[Collected data]
┌────────
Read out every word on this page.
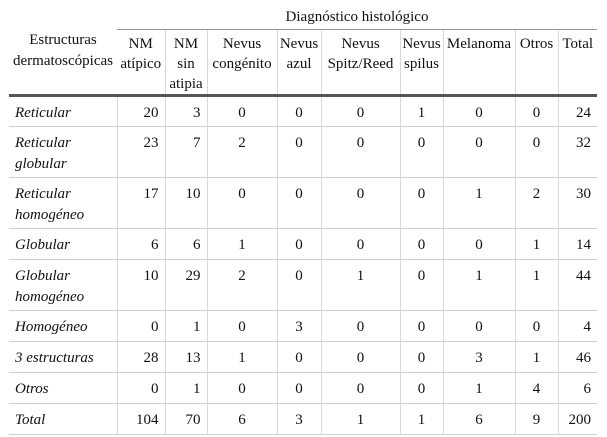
Estructuras dermatoscópicas	Diagnóstico histológico								
	NM atípico	NM sin atipia	Nevus congénito	Nevus azul	Nevus Spitz/Reed	Nevus spilus	Melanoma	Otros	Total
Reticular	20	3	0	0	0	1	0	0	24
Reticular globular	23	7	2	0	0	0	0	0	32
Reticular homogéneo	17	10	0	0	0	0	1	2	30
Globular	6	6	1	0	0	0	0	1	14
Globular homogéneo	10	29	2	0	1	0	1	1	44
Homogéneo	0	1	0	3	0	0	0	0	4
3 estructuras	28	13	1	0	0	0	3	1	46
Otros	0	1	0	0	0	0	1	4	6
Total	104	70	6	3	1	1	6	9	200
└────────
• AIM:
Exclude the images, then output the data above word for word.

• COMPLETE ANSWER:
Read out every word on this page.
Estructuras dermatoscópicas	Diagnóstico histológico								
	NM atípico	NM sin atipia	Nevus congénito	Nevus azul	Nevus Spitz/Reed	Nevus spilus	Melanoma	Otros	Total
Reticular	20	3	0	0	0	1	0	0	24
Reticular globular	23	7	2	0	0	0	0	0	32
Reticular homogéneo	17	10	0	0	0	0	1	2	30
Globular	6	6	1	0	0	0	0	1	14
Globular homogéneo	10	29	2	0	1	0	1	1	44
Homogéneo	0	1	0	3	0	0	0	0	4
3 estructuras	28	13	1	0	0	0	3	1	46
Otros	0	1	0	0	0	0	1	4	6
Total	104	70	6	3	1	1	6	9	200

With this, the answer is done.